- [What to work on]: Make an exact copy of the data below, leaving out every picture.

>> Begin

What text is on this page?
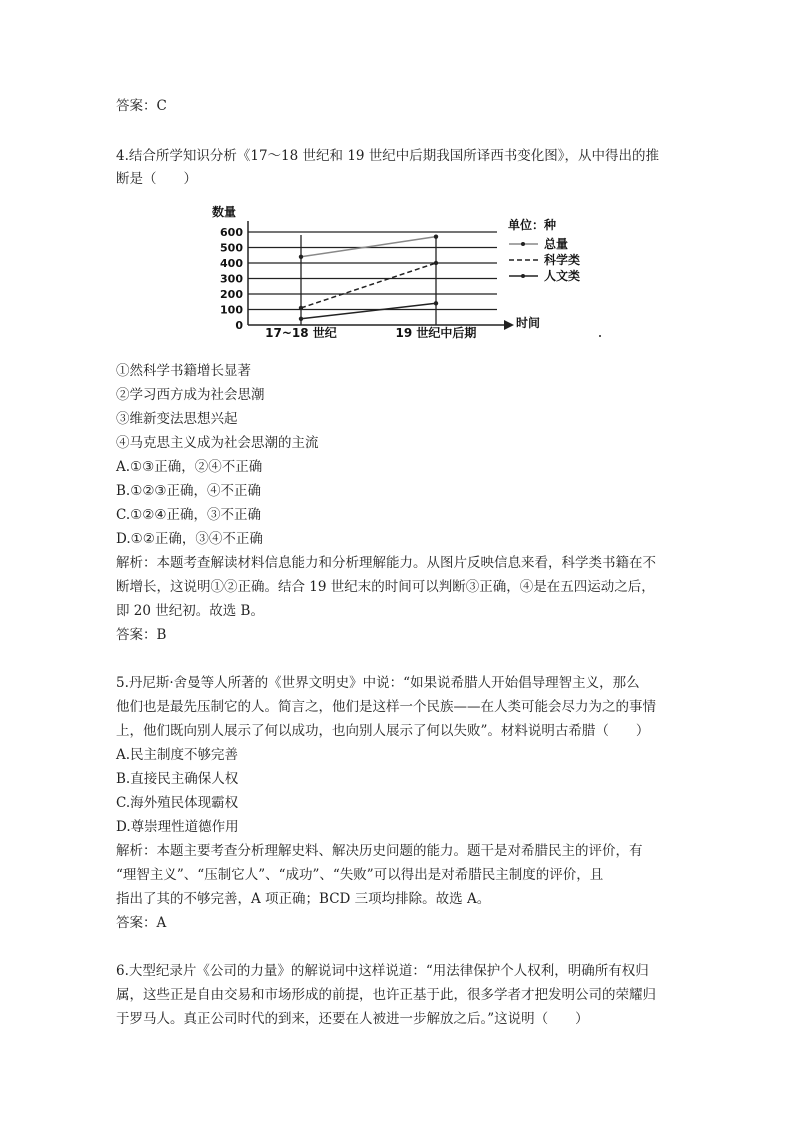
答案：C
4.结合所学知识分析《17～18 世纪和 19 世纪中后期我国所译西书变化图》，从中得出的推
断是（　　）
数量
0
100
200
300
400
500
600
17~18 世纪	19 世纪中后期
时间
单位：种
总量
科学类
人文类
①然科学书籍增长显著
②学习西方成为社会思潮
③维新变法思想兴起
④马克思主义成为社会思潮的主流
A.①③正确，②④不正确
B.①②③正确，④不正确
C.①②④正确，③不正确
D.①②正确，③④不正确
解析：本题考查解读材料信息能力和分析理解能力。从图片反映信息来看，科学类书籍在不
断增长，这说明①②正确。结合 19 世纪末的时间可以判断③正确，④是在五四运动之后，
即 20 世纪初。故选 B。
答案：B
5.丹尼斯·舍曼等人所著的《世界文明史》中说：“如果说希腊人开始倡导理智主义，那么
他们也是最先压制它的人。简言之，他们是这样一个民族——在人类可能会尽力为之的事情
上，他们既向别人展示了何以成功，也向别人展示了何以失败”。材料说明古希腊（　　）
A.民主制度不够完善
B.直接民主确保人权
C.海外殖民体现霸权
D.尊崇理性道德作用
解析：本题主要考查分析理解史料、解决历史问题的能力。题干是对希腊民主的评价，有
“理智主义”、“压制它人”、“成功”、“失败”可以得出是对希腊民主制度的评价，且
指出了其的不够完善，A 项正确；BCD 三项均排除。故选 A。
答案：A
6.大型纪录片《公司的力量》的解说词中这样说道：“用法律保护个人权利，明确所有权归
属，这些正是自由交易和市场形成的前提，也许正基于此，很多学者才把发明公司的荣耀归
于罗马人。真正公司时代的到来，还要在人被进一步解放之后。”这说明（　　）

>> End

- [Finished exercise]:
What text is on this page?
答案：C
4.结合所学知识分析《17～18 世纪和 19 世纪中后期我国所译西书变化图》，从中得出的推
断是（　　）
数量
0
100
200
300
400
500
600
17~18 世纪	19 世纪中后期
时间
单位：种
总量
科学类
人文类
①然科学书籍增长显著
②学习西方成为社会思潮
③维新变法思想兴起
④马克思主义成为社会思潮的主流
A.①③正确，②④不正确
B.①②③正确，④不正确
C.①②④正确，③不正确
D.①②正确，③④不正确
解析：本题考查解读材料信息能力和分析理解能力。从图片反映信息来看，科学类书籍在不
断增长，这说明①②正确。结合 19 世纪末的时间可以判断③正确，④是在五四运动之后，
即 20 世纪初。故选 B。
答案：B
5.丹尼斯·舍曼等人所著的《世界文明史》中说：“如果说希腊人开始倡导理智主义，那么
他们也是最先压制它的人。简言之，他们是这样一个民族——在人类可能会尽力为之的事情
上，他们既向别人展示了何以成功，也向别人展示了何以失败”。材料说明古希腊（　　）
A.民主制度不够完善
B.直接民主确保人权
C.海外殖民体现霸权
D.尊崇理性道德作用
解析：本题主要考查分析理解史料、解决历史问题的能力。题干是对希腊民主的评价，有
“理智主义”、“压制它人”、“成功”、“失败”可以得出是对希腊民主制度的评价，且
指出了其的不够完善，A 项正确；BCD 三项均排除。故选 A。
答案：A
6.大型纪录片《公司的力量》的解说词中这样说道：“用法律保护个人权利，明确所有权归
属，这些正是自由交易和市场形成的前提，也许正基于此，很多学者才把发明公司的荣耀归
于罗马人。真正公司时代的到来，还要在人被进一步解放之后。”这说明（　　）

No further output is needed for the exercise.